Dataset excerpts -
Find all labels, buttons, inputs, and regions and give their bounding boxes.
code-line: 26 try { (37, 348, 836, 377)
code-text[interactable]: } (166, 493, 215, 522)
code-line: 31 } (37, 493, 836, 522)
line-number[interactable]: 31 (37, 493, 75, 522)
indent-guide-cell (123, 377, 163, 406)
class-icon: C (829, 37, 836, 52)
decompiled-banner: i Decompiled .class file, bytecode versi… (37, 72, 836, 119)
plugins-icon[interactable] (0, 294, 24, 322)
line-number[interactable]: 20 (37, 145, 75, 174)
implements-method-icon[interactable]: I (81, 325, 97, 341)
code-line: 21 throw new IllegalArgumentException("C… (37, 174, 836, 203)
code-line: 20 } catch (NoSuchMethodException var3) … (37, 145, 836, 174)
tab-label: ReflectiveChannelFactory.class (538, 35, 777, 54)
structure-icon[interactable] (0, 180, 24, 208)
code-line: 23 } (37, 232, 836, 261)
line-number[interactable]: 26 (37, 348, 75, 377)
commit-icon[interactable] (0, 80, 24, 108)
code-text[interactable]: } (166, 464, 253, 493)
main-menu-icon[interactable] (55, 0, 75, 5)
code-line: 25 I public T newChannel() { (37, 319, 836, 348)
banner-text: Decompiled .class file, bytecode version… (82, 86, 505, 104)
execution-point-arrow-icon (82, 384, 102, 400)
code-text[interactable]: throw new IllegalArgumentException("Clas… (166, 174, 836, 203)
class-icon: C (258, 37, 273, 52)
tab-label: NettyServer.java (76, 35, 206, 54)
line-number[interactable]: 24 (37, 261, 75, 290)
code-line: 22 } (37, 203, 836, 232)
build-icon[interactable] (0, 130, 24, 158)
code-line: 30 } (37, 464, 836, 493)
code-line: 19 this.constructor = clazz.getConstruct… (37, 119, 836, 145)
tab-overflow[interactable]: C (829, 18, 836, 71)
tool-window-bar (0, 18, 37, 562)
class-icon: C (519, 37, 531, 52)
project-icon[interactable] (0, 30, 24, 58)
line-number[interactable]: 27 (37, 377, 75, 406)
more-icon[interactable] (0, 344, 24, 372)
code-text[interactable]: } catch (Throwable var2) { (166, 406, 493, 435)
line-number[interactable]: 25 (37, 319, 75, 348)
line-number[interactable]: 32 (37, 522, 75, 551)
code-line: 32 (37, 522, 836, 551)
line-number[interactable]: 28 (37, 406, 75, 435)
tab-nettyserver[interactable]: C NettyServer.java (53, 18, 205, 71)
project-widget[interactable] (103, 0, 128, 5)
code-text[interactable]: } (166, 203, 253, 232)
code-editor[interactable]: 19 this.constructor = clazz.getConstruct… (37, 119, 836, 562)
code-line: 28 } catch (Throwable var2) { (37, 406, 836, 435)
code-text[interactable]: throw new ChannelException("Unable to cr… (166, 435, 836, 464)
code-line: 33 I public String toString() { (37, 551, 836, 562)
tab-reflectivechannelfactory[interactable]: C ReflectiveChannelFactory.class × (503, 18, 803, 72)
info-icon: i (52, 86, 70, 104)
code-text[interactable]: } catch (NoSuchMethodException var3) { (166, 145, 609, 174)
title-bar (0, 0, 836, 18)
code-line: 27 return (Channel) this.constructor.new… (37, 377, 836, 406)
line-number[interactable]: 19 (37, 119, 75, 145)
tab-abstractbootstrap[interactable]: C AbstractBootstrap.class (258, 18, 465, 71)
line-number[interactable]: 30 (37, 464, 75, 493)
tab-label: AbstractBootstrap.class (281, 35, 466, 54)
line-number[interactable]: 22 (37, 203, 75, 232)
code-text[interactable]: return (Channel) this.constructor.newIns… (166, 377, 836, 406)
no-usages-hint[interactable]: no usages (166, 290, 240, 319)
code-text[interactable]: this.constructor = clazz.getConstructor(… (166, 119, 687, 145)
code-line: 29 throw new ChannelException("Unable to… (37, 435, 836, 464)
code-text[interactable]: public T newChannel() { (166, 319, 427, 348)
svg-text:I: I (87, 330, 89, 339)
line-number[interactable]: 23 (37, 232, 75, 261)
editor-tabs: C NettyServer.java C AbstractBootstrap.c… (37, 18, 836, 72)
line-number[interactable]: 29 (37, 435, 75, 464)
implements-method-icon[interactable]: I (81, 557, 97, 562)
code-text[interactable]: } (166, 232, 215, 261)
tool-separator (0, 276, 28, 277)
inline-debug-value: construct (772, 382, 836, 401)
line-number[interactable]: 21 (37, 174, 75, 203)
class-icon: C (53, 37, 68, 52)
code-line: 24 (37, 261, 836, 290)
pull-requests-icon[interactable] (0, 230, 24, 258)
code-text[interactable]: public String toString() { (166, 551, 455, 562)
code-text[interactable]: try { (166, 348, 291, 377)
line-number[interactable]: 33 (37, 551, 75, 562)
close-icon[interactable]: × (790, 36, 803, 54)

Requirements -
Reproduce all of the material above line for line, without any changes.

Final result -
Find all labels, buttons, inputs, and regions and give their bounding boxes.
code-line: 26 try { (37, 348, 836, 377)
code-text[interactable]: } (166, 493, 215, 522)
code-line: 31 } (37, 493, 836, 522)
line-number[interactable]: 31 (37, 493, 75, 522)
indent-guide-cell (123, 377, 163, 406)
class-icon: C (829, 37, 836, 52)
decompiled-banner: i Decompiled .class file, bytecode versi… (37, 72, 836, 119)
plugins-icon[interactable] (0, 294, 24, 322)
line-number[interactable]: 20 (37, 145, 75, 174)
implements-method-icon[interactable]: I (81, 325, 97, 341)
code-line: 21 throw new IllegalArgumentException("C… (37, 174, 836, 203)
code-line: 20 } catch (NoSuchMethodException var3) … (37, 145, 836, 174)
tab-label: ReflectiveChannelFactory.class (538, 35, 777, 54)
structure-icon[interactable] (0, 180, 24, 208)
code-line: 23 } (37, 232, 836, 261)
line-number[interactable]: 26 (37, 348, 75, 377)
commit-icon[interactable] (0, 80, 24, 108)
code-text[interactable]: } (166, 464, 253, 493)
main-menu-icon[interactable] (55, 0, 75, 5)
code-line: 25 I public T newChannel() { (37, 319, 836, 348)
banner-text: Decompiled .class file, bytecode version… (82, 86, 505, 104)
execution-point-arrow-icon (82, 384, 102, 400)
code-text[interactable]: throw new IllegalArgumentException("Clas… (166, 174, 836, 203)
class-icon: C (258, 37, 273, 52)
tab-label: NettyServer.java (76, 35, 206, 54)
line-number[interactable]: 24 (37, 261, 75, 290)
code-line: 22 } (37, 203, 836, 232)
build-icon[interactable] (0, 130, 24, 158)
code-line: 30 } (37, 464, 836, 493)
code-line: 19 this.constructor = clazz.getConstruct… (37, 119, 836, 145)
tab-overflow[interactable]: C (829, 18, 836, 71)
tool-window-bar (0, 18, 37, 562)
class-icon: C (519, 37, 531, 52)
project-icon[interactable] (0, 30, 24, 58)
line-number[interactable]: 27 (37, 377, 75, 406)
more-icon[interactable] (0, 344, 24, 372)
code-text[interactable]: } catch (Throwable var2) { (166, 406, 493, 435)
line-number[interactable]: 25 (37, 319, 75, 348)
line-number[interactable]: 32 (37, 522, 75, 551)
code-line: 32 (37, 522, 836, 551)
line-number[interactable]: 28 (37, 406, 75, 435)
tab-nettyserver[interactable]: C NettyServer.java (53, 18, 205, 71)
project-widget[interactable] (103, 0, 128, 5)
code-text[interactable]: } (166, 203, 253, 232)
code-editor[interactable]: 19 this.constructor = clazz.getConstruct… (37, 119, 836, 562)
code-line: 28 } catch (Throwable var2) { (37, 406, 836, 435)
code-text[interactable]: throw new ChannelException("Unable to cr… (166, 435, 836, 464)
code-line: 33 I public String toString() { (37, 551, 836, 562)
tab-reflectivechannelfactory[interactable]: C ReflectiveChannelFactory.class × (503, 18, 803, 72)
info-icon: i (52, 86, 70, 104)
code-text[interactable]: } catch (NoSuchMethodException var3) { (166, 145, 609, 174)
title-bar (0, 0, 836, 18)
code-line: 27 return (Channel) this.constructor.new… (37, 377, 836, 406)
line-number[interactable]: 19 (37, 119, 75, 145)
tab-abstractbootstrap[interactable]: C AbstractBootstrap.class (258, 18, 465, 71)
line-number[interactable]: 30 (37, 464, 75, 493)
tab-label: AbstractBootstrap.class (281, 35, 466, 54)
line-number[interactable]: 22 (37, 203, 75, 232)
code-text[interactable]: return (Channel) this.constructor.newIns… (166, 377, 836, 406)
no-usages-hint[interactable]: no usages (166, 290, 240, 319)
code-text[interactable]: this.constructor = clazz.getConstructor(… (166, 119, 687, 145)
code-line: 29 throw new ChannelException("Unable to… (37, 435, 836, 464)
code-text[interactable]: public T newChannel() { (166, 319, 427, 348)
svg-text:I: I (87, 330, 89, 339)
line-number[interactable]: 23 (37, 232, 75, 261)
editor-tabs: C NettyServer.java C AbstractBootstrap.c… (37, 18, 836, 72)
line-number[interactable]: 29 (37, 435, 75, 464)
implements-method-icon[interactable]: I (81, 557, 97, 562)
code-text[interactable]: } (166, 232, 215, 261)
tool-separator (0, 276, 28, 277)
inline-debug-value: construct (772, 382, 836, 401)
line-number[interactable]: 21 (37, 174, 75, 203)
class-icon: C (53, 37, 68, 52)
code-line: 24 (37, 261, 836, 290)
pull-requests-icon[interactable] (0, 230, 24, 258)
code-text[interactable]: public String toString() { (166, 551, 455, 562)
code-text[interactable]: try { (166, 348, 291, 377)
line-number[interactable]: 33 (37, 551, 75, 562)
close-icon[interactable]: × (790, 36, 803, 54)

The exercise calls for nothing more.